TASK OBJECTIVE -> Quote all entries exactly, leaving pictures aside.

EXERCISE MATERIALS ->
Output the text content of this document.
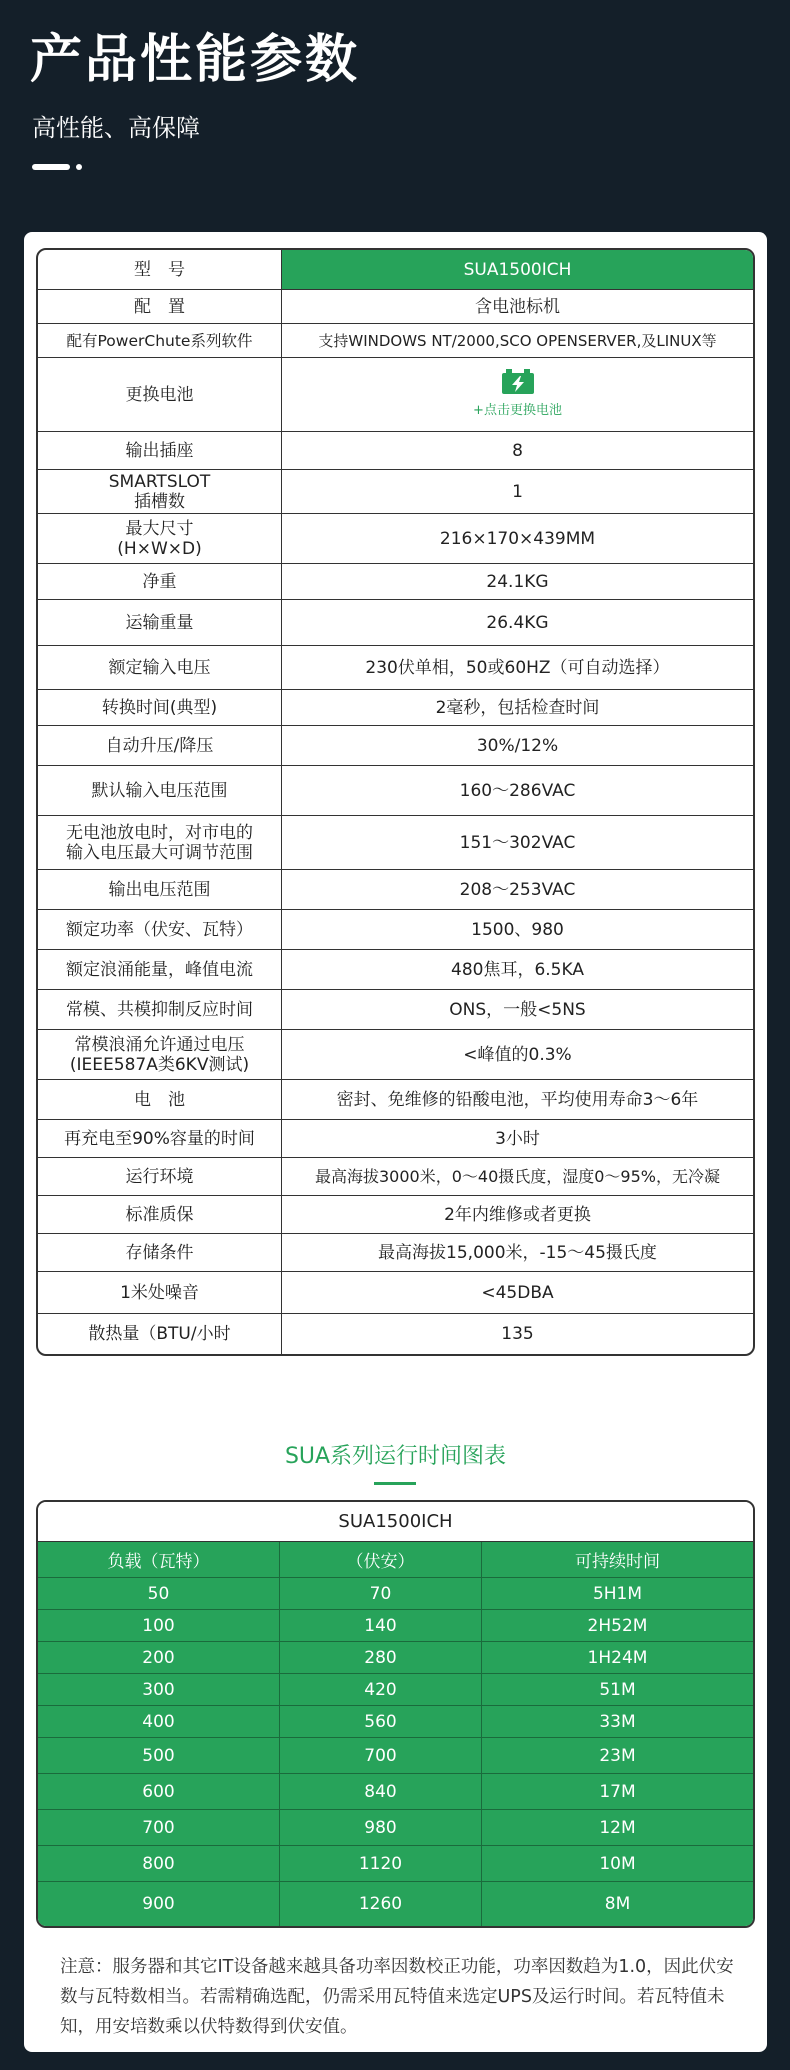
产品性能参数
高性能、高保障
型　号	SUA1500ICH
配　置	含电池标机
配有PowerChute系列软件	支持WINDOWS NT/2000,SCO OPENSERVER,及LINUX等
更换电池
+点击更换电池
输出插座	8
SMARTSLOT
插槽数	1
最大尺寸
(H×W×D)	216×170×439MM
净重	24.1KG
运输重量	26.4KG
额定输入电压	230伏单相，50或60HZ（可自动选择）
转换时间(典型)	2毫秒，包括检查时间
自动升压/降压	30%/12%
默认输入电压范围	160～286VAC
无电池放电时，对市电的
输入电压最大可调节范围	151～302VAC
输出电压范围	208～253VAC
额定功率（伏安、瓦特）	1500、980
额定浪涌能量，峰值电流	480焦耳，6.5KA
常模、共模抑制反应时间	ONS，一般<5NS
常模浪涌允许通过电压
(IEEE587A类6KV测试)	<峰值的0.3%
电　池	密封、免维修的铅酸电池，平均使用寿命3～6年
再充电至90%容量的时间	3小时
运行环境	最高海拔3000米，0～40摄氏度，湿度0～95%，无冷凝
标准质保	2年内维修或者更换
存储条件	最高海拔15,000米，-15～45摄氏度
1米处噪音	<45DBA
散热量（BTU/小时	135
SUA系列运行时间图表
SUA1500ICH
负载（瓦特）	（伏安）	可持续时间
50	70	5H1M
100	140	2H52M
200	280	1H24M
300	420	51M
400	560	33M
500	700	23M
600	840	17M
700	980	12M
800	1120	10M
900	1260	8M
注意：服务器和其它IT设备越来越具备功率因数校正功能，功率因数趋为1.0，因此伏安数与瓦特数相当。若需精确选配，仍需采用瓦特值来选定UPS及运行时间。若瓦特值未知，用安培数乘以伏特数得到伏安值。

CORRECT OUTPUT ->
Output the text content of this document.
产品性能参数
高性能、高保障
型　号	SUA1500ICH
配　置	含电池标机
配有PowerChute系列软件	支持WINDOWS NT/2000,SCO OPENSERVER,及LINUX等
更换电池
+点击更换电池
输出插座	8
SMARTSLOT
插槽数	1
最大尺寸
(H×W×D)	216×170×439MM
净重	24.1KG
运输重量	26.4KG
额定输入电压	230伏单相，50或60HZ（可自动选择）
转换时间(典型)	2毫秒，包括检查时间
自动升压/降压	30%/12%
默认输入电压范围	160～286VAC
无电池放电时，对市电的
输入电压最大可调节范围	151～302VAC
输出电压范围	208～253VAC
额定功率（伏安、瓦特）	1500、980
额定浪涌能量，峰值电流	480焦耳，6.5KA
常模、共模抑制反应时间	ONS，一般<5NS
常模浪涌允许通过电压
(IEEE587A类6KV测试)	<峰值的0.3%
电　池	密封、免维修的铅酸电池，平均使用寿命3～6年
再充电至90%容量的时间	3小时
运行环境	最高海拔3000米，0～40摄氏度，湿度0～95%，无冷凝
标准质保	2年内维修或者更换
存储条件	最高海拔15,000米，-15～45摄氏度
1米处噪音	<45DBA
散热量（BTU/小时	135
SUA系列运行时间图表
SUA1500ICH
负载（瓦特）	（伏安）	可持续时间
50	70	5H1M
100	140	2H52M
200	280	1H24M
300	420	51M
400	560	33M
500	700	23M
600	840	17M
700	980	12M
800	1120	10M
900	1260	8M
注意：服务器和其它IT设备越来越具备功率因数校正功能，功率因数趋为1.0，因此伏安数与瓦特数相当。若需精确选配，仍需采用瓦特值来选定UPS及运行时间。若瓦特值未知，用安培数乘以伏特数得到伏安值。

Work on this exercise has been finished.